(Collection entries)

::::

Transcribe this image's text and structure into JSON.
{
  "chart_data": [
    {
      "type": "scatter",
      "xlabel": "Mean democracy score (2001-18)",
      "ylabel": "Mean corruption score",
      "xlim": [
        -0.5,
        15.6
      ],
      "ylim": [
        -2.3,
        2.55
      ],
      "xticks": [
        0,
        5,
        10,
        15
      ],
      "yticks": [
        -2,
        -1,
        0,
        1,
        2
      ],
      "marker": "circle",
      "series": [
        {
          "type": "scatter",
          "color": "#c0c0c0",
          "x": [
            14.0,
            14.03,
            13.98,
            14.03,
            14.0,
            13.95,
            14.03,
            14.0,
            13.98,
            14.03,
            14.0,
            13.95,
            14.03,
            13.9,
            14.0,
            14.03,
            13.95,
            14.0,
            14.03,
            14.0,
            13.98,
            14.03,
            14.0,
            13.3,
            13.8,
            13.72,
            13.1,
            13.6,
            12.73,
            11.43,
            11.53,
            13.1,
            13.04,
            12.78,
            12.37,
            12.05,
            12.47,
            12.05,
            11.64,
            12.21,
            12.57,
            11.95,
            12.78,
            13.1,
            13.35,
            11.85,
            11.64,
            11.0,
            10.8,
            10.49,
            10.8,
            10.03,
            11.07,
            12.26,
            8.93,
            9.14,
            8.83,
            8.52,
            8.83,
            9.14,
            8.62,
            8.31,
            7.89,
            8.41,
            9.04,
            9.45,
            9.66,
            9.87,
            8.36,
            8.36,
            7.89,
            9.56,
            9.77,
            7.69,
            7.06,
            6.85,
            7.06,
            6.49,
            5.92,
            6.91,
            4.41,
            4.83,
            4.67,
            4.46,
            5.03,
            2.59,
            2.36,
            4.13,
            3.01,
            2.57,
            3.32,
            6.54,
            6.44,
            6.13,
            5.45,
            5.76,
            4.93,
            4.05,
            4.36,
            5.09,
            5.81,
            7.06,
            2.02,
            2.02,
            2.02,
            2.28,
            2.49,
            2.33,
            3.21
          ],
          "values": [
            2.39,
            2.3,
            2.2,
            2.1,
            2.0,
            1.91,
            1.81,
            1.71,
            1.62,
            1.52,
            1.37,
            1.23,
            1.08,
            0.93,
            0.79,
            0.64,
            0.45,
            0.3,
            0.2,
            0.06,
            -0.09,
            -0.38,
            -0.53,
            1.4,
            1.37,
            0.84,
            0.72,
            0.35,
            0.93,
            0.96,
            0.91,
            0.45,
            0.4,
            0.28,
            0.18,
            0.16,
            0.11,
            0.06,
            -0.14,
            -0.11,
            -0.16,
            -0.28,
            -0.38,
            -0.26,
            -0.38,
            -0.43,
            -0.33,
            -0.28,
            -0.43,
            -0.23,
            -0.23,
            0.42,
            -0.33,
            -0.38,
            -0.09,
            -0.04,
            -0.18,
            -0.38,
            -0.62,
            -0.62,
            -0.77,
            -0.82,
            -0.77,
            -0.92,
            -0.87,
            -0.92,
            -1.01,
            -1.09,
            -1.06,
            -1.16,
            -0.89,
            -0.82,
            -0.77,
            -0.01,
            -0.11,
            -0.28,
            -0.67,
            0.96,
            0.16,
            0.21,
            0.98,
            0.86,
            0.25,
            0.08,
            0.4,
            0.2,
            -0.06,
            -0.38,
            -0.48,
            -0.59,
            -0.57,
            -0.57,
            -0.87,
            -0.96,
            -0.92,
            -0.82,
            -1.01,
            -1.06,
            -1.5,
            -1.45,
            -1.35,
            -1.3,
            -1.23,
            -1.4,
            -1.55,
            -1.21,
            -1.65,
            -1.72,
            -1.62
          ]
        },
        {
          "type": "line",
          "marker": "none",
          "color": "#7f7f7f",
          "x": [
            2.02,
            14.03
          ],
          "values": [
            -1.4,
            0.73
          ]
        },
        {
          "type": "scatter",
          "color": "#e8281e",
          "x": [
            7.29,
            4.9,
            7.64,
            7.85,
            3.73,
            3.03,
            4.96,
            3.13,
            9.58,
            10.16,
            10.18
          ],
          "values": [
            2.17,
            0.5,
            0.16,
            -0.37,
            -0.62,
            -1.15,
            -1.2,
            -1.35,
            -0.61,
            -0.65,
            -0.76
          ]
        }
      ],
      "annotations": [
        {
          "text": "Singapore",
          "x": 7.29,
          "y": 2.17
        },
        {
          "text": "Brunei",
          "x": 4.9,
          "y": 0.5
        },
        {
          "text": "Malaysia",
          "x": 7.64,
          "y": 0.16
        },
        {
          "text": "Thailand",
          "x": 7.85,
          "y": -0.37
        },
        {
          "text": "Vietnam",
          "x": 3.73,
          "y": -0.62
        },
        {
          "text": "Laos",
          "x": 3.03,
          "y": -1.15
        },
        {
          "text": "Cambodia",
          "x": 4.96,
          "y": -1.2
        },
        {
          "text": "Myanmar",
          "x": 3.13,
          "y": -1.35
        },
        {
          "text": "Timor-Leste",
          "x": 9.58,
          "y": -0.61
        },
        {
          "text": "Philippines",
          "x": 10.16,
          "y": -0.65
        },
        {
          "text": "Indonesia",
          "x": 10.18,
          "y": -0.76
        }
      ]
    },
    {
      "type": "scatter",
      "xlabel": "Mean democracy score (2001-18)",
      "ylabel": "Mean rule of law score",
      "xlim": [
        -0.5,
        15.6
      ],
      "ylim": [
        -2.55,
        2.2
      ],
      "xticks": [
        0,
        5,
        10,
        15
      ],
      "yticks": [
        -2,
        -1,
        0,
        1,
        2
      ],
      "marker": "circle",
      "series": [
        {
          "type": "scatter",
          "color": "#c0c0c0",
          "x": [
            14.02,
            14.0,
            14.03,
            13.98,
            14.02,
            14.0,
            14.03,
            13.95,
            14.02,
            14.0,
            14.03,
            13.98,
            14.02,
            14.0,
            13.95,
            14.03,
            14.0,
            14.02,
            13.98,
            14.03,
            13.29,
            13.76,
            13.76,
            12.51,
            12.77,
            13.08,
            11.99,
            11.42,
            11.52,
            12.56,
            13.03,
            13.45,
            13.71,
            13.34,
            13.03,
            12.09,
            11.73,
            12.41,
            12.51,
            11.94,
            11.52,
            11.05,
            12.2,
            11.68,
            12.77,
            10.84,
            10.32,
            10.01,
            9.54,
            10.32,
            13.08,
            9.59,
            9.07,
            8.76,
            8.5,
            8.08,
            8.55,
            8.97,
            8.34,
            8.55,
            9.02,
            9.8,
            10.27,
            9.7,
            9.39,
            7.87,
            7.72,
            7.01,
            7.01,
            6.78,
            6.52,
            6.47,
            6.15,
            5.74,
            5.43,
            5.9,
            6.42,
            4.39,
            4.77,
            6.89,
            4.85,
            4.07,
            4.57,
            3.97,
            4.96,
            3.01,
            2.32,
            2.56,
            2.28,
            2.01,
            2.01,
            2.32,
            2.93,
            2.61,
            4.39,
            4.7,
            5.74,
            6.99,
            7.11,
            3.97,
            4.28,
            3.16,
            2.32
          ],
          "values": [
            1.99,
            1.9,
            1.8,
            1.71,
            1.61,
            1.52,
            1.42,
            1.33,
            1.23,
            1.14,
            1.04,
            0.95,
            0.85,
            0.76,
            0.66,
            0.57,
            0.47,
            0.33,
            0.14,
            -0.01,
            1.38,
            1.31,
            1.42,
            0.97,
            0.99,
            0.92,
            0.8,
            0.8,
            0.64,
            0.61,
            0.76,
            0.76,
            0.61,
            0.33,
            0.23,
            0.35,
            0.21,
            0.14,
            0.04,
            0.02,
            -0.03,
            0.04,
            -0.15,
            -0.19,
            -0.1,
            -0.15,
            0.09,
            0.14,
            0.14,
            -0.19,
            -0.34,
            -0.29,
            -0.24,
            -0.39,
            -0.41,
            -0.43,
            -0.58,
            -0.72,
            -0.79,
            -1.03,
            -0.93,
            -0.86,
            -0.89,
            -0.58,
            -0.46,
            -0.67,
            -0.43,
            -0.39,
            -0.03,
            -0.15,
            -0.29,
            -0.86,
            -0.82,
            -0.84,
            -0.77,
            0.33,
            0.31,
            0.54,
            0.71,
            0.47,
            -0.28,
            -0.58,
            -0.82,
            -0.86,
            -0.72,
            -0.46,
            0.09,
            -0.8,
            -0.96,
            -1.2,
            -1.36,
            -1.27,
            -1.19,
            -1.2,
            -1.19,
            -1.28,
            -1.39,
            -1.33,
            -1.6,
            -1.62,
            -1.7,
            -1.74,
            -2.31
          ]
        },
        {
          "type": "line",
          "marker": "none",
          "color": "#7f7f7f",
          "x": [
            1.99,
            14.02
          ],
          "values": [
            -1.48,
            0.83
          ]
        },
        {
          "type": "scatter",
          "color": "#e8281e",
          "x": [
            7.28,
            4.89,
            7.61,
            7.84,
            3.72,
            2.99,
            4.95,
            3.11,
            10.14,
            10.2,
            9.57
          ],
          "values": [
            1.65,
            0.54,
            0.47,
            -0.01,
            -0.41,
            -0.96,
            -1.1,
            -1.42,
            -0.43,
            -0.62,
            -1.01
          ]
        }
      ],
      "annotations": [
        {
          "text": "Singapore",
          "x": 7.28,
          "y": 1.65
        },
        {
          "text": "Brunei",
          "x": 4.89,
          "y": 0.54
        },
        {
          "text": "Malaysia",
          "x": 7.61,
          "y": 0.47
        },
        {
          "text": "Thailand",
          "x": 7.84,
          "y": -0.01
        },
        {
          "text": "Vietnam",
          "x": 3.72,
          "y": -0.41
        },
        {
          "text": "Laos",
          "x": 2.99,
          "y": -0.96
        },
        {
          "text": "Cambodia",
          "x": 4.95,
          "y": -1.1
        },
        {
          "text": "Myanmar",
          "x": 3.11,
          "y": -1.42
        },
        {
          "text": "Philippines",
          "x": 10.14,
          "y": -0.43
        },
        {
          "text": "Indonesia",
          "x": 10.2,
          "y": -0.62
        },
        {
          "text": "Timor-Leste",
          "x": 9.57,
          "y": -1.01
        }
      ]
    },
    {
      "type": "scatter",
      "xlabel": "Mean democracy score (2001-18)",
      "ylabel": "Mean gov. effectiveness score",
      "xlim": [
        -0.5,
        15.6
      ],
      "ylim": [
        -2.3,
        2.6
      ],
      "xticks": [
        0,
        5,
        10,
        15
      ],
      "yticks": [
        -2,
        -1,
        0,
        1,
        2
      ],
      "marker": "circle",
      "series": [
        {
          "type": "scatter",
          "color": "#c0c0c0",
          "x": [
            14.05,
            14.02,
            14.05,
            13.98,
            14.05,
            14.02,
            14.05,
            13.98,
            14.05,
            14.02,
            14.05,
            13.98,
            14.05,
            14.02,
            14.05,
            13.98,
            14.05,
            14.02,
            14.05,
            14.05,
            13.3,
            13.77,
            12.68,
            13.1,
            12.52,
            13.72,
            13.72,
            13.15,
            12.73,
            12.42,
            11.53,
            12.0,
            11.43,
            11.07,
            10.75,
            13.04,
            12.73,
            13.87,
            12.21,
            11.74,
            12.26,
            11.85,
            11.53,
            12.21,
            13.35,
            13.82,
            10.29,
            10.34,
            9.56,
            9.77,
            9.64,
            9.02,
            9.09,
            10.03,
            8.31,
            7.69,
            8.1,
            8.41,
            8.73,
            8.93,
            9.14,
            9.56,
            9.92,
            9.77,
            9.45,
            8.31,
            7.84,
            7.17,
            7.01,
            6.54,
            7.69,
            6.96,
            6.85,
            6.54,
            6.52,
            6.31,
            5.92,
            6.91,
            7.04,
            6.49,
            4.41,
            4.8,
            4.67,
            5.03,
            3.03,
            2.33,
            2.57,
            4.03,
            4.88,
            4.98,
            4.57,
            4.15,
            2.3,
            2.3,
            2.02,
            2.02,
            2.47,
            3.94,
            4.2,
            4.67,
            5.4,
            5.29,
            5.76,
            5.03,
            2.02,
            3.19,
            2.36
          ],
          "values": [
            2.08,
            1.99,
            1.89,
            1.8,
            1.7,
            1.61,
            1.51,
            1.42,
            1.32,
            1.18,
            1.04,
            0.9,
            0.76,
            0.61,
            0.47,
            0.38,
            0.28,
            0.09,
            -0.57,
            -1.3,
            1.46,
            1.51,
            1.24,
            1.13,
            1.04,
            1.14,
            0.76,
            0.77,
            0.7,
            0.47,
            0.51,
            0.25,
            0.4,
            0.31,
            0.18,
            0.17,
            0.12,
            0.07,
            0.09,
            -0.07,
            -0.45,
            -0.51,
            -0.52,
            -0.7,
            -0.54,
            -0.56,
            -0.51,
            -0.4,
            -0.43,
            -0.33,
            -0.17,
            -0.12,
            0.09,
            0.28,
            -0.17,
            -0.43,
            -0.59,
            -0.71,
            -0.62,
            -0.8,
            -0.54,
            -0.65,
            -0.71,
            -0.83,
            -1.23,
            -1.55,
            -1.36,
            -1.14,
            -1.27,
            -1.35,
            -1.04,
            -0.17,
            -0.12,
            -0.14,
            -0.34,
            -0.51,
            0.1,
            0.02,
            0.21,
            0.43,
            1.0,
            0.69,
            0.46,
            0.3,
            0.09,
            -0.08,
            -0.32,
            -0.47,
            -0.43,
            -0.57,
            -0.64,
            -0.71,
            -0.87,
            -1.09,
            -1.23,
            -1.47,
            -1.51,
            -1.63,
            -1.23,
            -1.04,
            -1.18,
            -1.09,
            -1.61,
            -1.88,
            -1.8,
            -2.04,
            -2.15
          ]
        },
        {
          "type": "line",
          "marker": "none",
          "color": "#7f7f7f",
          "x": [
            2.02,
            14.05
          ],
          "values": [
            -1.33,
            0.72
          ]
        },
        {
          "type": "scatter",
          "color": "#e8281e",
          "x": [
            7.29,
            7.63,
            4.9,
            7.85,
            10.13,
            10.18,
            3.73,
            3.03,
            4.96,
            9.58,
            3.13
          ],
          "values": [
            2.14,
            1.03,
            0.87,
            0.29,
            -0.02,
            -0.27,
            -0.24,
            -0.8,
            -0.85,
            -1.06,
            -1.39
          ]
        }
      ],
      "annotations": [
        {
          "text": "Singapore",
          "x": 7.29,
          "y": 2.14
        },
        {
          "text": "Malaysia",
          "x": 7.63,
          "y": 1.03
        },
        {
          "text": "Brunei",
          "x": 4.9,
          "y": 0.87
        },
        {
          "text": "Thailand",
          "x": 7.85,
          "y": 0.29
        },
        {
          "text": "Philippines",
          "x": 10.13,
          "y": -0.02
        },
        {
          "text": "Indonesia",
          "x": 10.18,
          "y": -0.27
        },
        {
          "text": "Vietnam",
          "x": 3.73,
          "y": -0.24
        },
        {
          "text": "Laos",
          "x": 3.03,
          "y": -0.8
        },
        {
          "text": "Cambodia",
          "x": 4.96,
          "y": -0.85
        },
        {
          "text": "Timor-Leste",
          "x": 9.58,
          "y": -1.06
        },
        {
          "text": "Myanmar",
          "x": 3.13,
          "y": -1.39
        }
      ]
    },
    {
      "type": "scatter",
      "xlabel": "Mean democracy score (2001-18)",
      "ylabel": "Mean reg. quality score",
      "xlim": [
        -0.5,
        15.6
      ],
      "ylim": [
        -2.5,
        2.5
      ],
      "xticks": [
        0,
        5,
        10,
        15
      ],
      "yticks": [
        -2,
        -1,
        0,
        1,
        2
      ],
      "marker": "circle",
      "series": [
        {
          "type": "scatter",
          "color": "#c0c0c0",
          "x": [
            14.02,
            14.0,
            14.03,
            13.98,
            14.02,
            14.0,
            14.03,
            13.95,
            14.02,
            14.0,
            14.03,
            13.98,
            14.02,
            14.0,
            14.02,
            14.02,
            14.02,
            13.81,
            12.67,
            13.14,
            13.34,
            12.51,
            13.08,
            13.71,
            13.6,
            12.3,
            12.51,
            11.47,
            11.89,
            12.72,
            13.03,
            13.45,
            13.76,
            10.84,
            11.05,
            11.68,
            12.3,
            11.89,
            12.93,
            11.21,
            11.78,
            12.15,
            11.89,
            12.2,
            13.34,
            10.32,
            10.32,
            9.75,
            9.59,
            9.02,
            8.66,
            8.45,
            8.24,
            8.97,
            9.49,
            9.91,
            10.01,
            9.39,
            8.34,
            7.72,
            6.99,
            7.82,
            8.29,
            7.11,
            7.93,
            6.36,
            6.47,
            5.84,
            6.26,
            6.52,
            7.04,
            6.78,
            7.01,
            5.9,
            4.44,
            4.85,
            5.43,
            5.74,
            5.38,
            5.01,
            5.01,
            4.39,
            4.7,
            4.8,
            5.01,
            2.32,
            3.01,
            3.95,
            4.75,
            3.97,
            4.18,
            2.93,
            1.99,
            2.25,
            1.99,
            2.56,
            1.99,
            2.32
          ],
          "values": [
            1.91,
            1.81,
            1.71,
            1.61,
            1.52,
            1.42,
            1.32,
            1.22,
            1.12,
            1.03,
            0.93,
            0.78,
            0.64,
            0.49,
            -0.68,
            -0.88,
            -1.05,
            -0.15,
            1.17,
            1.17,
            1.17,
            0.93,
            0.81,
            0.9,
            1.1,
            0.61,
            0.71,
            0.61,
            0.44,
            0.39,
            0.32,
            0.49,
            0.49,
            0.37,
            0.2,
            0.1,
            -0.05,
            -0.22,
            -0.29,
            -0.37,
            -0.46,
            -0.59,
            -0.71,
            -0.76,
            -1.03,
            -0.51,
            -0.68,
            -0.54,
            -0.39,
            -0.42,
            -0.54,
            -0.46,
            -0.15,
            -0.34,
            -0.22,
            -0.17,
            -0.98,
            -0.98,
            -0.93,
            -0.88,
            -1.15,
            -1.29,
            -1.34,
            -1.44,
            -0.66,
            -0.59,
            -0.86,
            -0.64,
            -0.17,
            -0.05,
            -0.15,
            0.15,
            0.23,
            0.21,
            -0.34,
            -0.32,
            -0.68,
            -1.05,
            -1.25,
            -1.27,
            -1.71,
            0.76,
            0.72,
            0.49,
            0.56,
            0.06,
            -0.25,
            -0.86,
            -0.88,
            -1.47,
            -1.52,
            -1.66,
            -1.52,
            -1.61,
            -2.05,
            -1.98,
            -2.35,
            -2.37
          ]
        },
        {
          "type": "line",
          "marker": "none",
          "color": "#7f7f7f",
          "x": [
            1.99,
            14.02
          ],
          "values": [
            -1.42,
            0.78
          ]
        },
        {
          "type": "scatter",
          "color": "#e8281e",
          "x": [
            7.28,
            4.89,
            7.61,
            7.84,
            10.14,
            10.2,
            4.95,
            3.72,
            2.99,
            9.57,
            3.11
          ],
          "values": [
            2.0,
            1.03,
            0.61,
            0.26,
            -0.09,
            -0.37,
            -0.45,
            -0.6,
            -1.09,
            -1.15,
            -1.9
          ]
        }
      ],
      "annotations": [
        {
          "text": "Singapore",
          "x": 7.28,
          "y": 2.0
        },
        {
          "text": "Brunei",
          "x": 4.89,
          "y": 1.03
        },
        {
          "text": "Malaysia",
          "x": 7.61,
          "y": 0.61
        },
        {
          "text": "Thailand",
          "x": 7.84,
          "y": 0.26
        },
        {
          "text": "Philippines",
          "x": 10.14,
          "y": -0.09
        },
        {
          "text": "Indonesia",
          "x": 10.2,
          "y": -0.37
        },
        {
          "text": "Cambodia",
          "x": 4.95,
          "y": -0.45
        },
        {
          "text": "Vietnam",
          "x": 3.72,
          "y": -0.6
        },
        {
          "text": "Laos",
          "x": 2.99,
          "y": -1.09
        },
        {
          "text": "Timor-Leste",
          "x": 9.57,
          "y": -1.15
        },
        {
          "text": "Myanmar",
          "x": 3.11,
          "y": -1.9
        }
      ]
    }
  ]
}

::::

*Written instruction*: Gather all lines with the string "ylabel" from the data.

*Solution for this task*:
      "ylabel": "Mean corruption score",
      "ylabel": "Mean rule of law score",
      "ylabel": "Mean gov. effectiveness score",
      "ylabel": "Mean reg. quality score",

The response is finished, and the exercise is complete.